Problem requirements:
Find every line in the records below that contains the string "price" with the same capitalization, and copy each of those lines.

Record list:
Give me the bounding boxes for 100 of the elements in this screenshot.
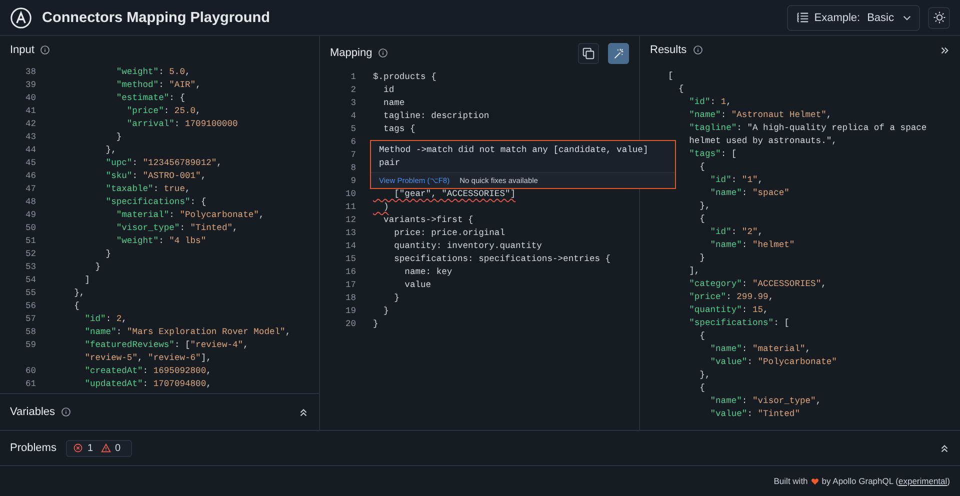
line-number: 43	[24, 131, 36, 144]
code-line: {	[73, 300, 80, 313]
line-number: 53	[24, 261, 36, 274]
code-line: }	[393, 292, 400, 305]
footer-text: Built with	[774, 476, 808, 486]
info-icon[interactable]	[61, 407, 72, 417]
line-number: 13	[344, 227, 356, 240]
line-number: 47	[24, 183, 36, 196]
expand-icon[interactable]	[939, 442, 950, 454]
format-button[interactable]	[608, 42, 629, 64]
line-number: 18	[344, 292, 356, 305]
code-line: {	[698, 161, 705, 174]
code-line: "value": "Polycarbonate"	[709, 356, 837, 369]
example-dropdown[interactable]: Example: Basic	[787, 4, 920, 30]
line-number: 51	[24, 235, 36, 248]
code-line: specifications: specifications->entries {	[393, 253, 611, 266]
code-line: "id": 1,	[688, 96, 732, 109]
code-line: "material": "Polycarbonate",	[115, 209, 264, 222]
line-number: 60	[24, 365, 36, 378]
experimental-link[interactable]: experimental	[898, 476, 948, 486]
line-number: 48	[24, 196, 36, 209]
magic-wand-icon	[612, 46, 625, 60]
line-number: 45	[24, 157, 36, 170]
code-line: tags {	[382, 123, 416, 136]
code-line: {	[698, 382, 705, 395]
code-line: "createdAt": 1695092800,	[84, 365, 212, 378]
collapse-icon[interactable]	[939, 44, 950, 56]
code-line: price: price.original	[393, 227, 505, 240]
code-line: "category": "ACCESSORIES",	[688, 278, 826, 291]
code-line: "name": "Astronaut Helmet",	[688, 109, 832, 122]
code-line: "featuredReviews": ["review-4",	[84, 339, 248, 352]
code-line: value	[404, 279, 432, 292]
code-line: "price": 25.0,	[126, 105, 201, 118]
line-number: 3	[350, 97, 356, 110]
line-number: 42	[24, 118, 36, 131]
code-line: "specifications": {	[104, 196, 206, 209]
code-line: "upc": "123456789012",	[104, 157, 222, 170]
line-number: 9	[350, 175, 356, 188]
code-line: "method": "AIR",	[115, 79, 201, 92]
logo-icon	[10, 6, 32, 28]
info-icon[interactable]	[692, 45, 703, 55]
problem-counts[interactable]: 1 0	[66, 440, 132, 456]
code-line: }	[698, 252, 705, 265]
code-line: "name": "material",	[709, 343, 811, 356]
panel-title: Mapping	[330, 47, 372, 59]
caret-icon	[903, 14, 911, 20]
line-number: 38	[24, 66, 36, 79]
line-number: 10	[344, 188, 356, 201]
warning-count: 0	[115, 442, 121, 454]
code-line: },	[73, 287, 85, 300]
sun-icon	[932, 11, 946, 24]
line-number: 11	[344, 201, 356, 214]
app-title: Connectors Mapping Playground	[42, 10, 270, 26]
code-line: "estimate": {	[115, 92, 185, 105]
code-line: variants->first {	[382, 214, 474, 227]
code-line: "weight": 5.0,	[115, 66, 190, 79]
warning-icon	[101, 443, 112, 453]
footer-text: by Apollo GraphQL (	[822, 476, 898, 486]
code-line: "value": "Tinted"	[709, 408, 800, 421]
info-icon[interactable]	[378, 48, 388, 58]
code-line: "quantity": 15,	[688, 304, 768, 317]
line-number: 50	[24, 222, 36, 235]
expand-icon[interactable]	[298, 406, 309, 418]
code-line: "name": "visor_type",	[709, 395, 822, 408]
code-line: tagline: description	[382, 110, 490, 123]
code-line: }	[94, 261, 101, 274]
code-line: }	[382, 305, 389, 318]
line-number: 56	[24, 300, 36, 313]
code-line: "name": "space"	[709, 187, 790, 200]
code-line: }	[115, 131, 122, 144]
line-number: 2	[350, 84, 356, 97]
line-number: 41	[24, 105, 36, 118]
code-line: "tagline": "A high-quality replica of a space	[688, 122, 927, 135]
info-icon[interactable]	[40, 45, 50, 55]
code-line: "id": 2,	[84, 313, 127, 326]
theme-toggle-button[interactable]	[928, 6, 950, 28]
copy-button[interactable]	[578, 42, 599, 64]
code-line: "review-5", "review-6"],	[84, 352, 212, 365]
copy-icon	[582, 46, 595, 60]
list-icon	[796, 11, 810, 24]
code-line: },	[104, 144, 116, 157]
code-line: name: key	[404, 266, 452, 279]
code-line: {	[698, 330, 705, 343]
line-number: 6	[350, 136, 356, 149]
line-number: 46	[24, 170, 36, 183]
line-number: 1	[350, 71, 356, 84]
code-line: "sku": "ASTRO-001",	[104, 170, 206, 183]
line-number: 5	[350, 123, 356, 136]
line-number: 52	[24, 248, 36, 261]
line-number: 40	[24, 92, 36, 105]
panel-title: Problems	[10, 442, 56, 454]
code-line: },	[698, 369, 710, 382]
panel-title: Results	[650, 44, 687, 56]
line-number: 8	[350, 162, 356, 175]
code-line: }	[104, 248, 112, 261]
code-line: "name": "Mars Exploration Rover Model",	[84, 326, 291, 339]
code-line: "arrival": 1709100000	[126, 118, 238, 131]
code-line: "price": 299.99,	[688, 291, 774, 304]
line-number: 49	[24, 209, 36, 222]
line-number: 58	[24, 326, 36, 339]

==

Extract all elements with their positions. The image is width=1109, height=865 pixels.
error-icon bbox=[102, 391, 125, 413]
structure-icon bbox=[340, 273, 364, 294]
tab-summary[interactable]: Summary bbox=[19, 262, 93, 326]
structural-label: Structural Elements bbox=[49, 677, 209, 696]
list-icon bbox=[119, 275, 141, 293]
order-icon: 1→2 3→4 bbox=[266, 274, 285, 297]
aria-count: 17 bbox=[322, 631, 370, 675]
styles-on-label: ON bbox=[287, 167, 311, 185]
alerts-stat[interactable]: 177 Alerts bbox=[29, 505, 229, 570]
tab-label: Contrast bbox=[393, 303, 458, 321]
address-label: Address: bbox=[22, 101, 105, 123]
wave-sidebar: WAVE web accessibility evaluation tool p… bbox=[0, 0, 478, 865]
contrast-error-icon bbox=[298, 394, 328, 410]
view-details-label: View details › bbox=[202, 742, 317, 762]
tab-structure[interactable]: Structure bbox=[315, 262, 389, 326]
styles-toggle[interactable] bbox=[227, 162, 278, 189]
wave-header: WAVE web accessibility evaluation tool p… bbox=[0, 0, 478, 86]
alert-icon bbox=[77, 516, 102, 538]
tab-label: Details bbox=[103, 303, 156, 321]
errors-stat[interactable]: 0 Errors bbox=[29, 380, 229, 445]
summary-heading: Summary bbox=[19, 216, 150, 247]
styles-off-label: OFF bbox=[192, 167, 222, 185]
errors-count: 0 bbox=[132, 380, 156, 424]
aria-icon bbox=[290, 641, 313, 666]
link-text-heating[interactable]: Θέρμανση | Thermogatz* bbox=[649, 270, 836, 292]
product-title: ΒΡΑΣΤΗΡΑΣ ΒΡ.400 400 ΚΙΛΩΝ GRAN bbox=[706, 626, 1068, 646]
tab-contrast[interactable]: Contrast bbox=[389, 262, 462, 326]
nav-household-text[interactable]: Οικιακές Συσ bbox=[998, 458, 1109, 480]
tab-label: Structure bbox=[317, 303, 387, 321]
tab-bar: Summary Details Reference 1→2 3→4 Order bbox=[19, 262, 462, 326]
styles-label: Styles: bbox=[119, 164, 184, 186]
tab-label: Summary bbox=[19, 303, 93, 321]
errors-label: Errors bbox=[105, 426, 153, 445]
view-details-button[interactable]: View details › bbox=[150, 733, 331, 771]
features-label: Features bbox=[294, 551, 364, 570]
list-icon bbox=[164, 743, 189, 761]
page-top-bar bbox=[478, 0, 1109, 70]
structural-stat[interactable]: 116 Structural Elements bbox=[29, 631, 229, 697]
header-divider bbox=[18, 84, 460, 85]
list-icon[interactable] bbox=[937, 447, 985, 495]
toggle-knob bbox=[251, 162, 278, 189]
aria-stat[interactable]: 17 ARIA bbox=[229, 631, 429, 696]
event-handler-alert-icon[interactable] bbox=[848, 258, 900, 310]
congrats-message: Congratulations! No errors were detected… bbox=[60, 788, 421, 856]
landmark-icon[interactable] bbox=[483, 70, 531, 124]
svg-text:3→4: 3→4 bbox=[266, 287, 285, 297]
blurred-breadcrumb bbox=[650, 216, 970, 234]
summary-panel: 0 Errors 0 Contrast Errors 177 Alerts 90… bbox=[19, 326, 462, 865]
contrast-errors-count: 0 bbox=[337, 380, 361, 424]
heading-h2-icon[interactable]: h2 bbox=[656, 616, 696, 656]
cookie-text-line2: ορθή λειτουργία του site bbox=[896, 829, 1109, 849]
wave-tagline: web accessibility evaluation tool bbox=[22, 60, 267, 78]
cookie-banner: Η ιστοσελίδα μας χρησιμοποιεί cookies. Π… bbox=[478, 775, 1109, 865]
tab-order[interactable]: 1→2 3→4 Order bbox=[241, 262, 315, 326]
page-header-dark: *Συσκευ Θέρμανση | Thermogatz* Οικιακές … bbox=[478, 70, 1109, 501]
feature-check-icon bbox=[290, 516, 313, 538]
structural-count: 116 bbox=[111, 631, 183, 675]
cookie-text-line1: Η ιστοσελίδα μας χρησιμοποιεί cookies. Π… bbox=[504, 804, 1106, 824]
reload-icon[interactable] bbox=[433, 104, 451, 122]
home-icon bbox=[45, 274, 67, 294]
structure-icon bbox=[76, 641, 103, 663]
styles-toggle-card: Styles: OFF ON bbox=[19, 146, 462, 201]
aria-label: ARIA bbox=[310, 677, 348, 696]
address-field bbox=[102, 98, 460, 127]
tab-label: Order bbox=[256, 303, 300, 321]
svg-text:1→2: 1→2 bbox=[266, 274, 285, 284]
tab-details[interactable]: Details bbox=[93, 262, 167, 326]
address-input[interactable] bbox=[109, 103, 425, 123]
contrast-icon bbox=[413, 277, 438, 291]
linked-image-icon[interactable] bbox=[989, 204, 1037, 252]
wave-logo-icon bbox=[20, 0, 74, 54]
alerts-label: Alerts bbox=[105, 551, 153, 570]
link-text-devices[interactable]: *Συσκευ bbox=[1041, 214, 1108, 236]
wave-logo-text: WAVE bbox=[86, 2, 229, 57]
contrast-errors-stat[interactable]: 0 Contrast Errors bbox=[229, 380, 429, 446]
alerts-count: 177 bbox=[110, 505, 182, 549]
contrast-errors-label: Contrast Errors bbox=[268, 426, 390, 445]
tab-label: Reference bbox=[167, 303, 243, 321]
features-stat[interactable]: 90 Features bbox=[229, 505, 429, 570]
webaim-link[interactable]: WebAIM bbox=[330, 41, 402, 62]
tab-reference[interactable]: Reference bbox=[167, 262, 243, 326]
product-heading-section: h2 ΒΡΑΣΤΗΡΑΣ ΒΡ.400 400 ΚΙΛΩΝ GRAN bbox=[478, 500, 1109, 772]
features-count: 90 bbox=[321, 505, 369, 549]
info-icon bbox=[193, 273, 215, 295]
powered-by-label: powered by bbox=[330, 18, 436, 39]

...

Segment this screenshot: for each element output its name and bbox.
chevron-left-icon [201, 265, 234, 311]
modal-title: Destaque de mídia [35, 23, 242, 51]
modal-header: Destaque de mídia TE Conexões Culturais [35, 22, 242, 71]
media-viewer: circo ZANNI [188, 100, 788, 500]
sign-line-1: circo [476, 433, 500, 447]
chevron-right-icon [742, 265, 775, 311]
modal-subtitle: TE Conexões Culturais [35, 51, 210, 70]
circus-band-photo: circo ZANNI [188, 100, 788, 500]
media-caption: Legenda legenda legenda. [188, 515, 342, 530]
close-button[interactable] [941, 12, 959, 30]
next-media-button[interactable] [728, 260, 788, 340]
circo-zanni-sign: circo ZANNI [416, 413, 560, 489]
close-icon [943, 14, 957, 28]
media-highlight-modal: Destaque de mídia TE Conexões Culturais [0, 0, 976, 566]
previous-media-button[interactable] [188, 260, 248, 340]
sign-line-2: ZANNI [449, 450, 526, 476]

Answer to this problem:
code-line: price: price.original	[393, 227, 505, 240]
code-line: "price": 25.0,	[126, 105, 201, 118]
code-line: "price": 299.99,	[688, 291, 774, 304]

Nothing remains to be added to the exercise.